=== WORKING DATA ===
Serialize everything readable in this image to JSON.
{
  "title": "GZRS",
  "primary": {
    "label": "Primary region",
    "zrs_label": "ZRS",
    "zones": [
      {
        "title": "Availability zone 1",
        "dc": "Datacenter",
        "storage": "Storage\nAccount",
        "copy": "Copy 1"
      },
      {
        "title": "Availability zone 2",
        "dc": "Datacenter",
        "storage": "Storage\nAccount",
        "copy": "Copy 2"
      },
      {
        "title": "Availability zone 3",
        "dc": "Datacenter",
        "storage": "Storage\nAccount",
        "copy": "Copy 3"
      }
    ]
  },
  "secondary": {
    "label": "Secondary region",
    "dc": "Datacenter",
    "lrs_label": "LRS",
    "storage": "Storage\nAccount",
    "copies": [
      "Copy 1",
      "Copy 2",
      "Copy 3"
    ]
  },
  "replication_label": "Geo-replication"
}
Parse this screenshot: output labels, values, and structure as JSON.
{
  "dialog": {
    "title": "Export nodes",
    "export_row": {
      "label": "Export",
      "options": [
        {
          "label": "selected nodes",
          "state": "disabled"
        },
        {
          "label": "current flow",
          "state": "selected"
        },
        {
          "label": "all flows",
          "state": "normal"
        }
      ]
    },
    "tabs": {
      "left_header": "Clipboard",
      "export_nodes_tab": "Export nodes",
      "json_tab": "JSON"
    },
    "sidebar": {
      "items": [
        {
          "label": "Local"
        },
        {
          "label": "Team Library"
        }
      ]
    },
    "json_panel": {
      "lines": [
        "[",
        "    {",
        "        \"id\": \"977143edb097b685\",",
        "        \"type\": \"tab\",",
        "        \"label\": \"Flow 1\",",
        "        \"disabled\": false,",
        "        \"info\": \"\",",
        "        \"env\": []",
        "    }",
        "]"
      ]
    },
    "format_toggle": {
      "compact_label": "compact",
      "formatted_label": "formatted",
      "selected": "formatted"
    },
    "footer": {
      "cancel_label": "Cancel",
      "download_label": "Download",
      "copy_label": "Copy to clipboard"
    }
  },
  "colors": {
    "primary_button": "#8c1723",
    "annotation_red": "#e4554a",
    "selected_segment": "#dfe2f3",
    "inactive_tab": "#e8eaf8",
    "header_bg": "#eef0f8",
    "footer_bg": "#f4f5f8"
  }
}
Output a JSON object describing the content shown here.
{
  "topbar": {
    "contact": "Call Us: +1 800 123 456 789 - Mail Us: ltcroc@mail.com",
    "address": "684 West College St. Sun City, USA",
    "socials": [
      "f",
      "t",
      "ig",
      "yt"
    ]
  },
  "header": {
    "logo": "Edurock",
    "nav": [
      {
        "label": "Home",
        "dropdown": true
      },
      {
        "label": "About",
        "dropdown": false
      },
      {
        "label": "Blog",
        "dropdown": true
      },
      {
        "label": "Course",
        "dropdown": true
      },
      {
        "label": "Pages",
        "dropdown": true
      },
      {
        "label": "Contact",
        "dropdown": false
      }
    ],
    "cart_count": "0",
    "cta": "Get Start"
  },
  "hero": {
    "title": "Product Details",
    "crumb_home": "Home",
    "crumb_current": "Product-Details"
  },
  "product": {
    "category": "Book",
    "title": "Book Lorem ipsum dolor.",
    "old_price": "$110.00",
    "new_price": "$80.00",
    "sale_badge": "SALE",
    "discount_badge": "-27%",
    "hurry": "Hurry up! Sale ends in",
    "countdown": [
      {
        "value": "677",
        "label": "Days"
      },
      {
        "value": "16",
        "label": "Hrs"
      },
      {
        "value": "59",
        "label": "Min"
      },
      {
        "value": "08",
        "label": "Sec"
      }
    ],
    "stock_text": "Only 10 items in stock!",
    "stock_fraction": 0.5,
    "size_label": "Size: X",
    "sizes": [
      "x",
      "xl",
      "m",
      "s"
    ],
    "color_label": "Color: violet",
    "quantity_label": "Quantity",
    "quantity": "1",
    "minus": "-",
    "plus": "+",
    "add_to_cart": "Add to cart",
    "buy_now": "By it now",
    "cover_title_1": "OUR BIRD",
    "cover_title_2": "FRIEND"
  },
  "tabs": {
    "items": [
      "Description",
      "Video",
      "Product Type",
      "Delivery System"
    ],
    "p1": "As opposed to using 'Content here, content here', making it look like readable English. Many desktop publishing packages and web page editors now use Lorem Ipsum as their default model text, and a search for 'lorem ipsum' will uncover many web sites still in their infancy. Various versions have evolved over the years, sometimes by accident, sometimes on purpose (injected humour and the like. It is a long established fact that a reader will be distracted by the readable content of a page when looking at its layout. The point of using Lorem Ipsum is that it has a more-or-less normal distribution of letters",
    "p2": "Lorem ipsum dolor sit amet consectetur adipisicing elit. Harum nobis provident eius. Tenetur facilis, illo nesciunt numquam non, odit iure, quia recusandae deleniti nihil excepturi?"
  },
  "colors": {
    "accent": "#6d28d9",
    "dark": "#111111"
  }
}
===
PROBLEM TO SOLVE: Print the records above exactly as they appear.

COMPLETE OUTPUT:
Serialize everything readable in this image to JSON.
{
  "title": "GZRS",
  "primary": {
    "label": "Primary region",
    "zrs_label": "ZRS",
    "zones": [
      {
        "title": "Availability zone 1",
        "dc": "Datacenter",
        "storage": "Storage\nAccount",
        "copy": "Copy 1"
      },
      {
        "title": "Availability zone 2",
        "dc": "Datacenter",
        "storage": "Storage\nAccount",
        "copy": "Copy 2"
      },
      {
        "title": "Availability zone 3",
        "dc": "Datacenter",
        "storage": "Storage\nAccount",
        "copy": "Copy 3"
      }
    ]
  },
  "secondary": {
    "label": "Secondary region",
    "dc": "Datacenter",
    "lrs_label": "LRS",
    "storage": "Storage\nAccount",
    "copies": [
      "Copy 1",
      "Copy 2",
      "Copy 3"
    ]
  },
  "replication_label": "Geo-replication"
}
Parse this screenshot: output labels, values, and structure as JSON.
{
  "dialog": {
    "title": "Export nodes",
    "export_row": {
      "label": "Export",
      "options": [
        {
          "label": "selected nodes",
          "state": "disabled"
        },
        {
          "label": "current flow",
          "state": "selected"
        },
        {
          "label": "all flows",
          "state": "normal"
        }
      ]
    },
    "tabs": {
      "left_header": "Clipboard",
      "export_nodes_tab": "Export nodes",
      "json_tab": "JSON"
    },
    "sidebar": {
      "items": [
        {
          "label": "Local"
        },
        {
          "label": "Team Library"
        }
      ]
    },
    "json_panel": {
      "lines": [
        "[",
        "    {",
        "        \"id\": \"977143edb097b685\",",
        "        \"type\": \"tab\",",
        "        \"label\": \"Flow 1\",",
        "        \"disabled\": false,",
        "        \"info\": \"\",",
        "        \"env\": []",
        "    }",
        "]"
      ]
    },
    "format_toggle": {
      "compact_label": "compact",
      "formatted_label": "formatted",
      "selected": "formatted"
    },
    "footer": {
      "cancel_label": "Cancel",
      "download_label": "Download",
      "copy_label": "Copy to clipboard"
    }
  },
  "colors": {
    "primary_button": "#8c1723",
    "annotation_red": "#e4554a",
    "selected_segment": "#dfe2f3",
    "inactive_tab": "#e8eaf8",
    "header_bg": "#eef0f8",
    "footer_bg": "#f4f5f8"
  }
}
Output a JSON object describing the content shown here.
{
  "topbar": {
    "contact": "Call Us: +1 800 123 456 789 - Mail Us: ltcroc@mail.com",
    "address": "684 West College St. Sun City, USA",
    "socials": [
      "f",
      "t",
      "ig",
      "yt"
    ]
  },
  "header": {
    "logo": "Edurock",
    "nav": [
      {
        "label": "Home",
        "dropdown": true
      },
      {
        "label": "About",
        "dropdown": false
      },
      {
        "label": "Blog",
        "dropdown": true
      },
      {
        "label": "Course",
        "dropdown": true
      },
      {
        "label": "Pages",
        "dropdown": true
      },
      {
        "label": "Contact",
        "dropdown": false
      }
    ],
    "cart_count": "0",
    "cta": "Get Start"
  },
  "hero": {
    "title": "Product Details",
    "crumb_home": "Home",
    "crumb_current": "Product-Details"
  },
  "product": {
    "category": "Book",
    "title": "Book Lorem ipsum dolor.",
    "old_price": "$110.00",
    "new_price": "$80.00",
    "sale_badge": "SALE",
    "discount_badge": "-27%",
    "hurry": "Hurry up! Sale ends in",
    "countdown": [
      {
        "value": "677",
        "label": "Days"
      },
      {
        "value": "16",
        "label": "Hrs"
      },
      {
        "value": "59",
        "label": "Min"
      },
      {
        "value": "08",
        "label": "Sec"
      }
    ],
    "stock_text": "Only 10 items in stock!",
    "stock_fraction": 0.5,
    "size_label": "Size: X",
    "sizes": [
      "x",
      "xl",
      "m",
      "s"
    ],
    "color_label": "Color: violet",
    "quantity_label": "Quantity",
    "quantity": "1",
    "minus": "-",
    "plus": "+",
    "add_to_cart": "Add to cart",
    "buy_now": "By it now",
    "cover_title_1": "OUR BIRD",
    "cover_title_2": "FRIEND"
  },
  "tabs": {
    "items": [
      "Description",
      "Video",
      "Product Type",
      "Delivery System"
    ],
    "p1": "As opposed to using 'Content here, content here', making it look like readable English. Many desktop publishing packages and web page editors now use Lorem Ipsum as their default model text, and a search for 'lorem ipsum' will uncover many web sites still in their infancy. Various versions have evolved over the years, sometimes by accident, sometimes on purpose (injected humour and the like. It is a long established fact that a reader will be distracted by the readable content of a page when looking at its layout. The point of using Lorem Ipsum is that it has a more-or-less normal distribution of letters",
    "p2": "Lorem ipsum dolor sit amet consectetur adipisicing elit. Harum nobis provident eius. Tenetur facilis, illo nesciunt numquam non, odit iure, quia recusandae deleniti nihil excepturi?"
  },
  "colors": {
    "accent": "#6d28d9",
    "dark": "#111111"
  }
}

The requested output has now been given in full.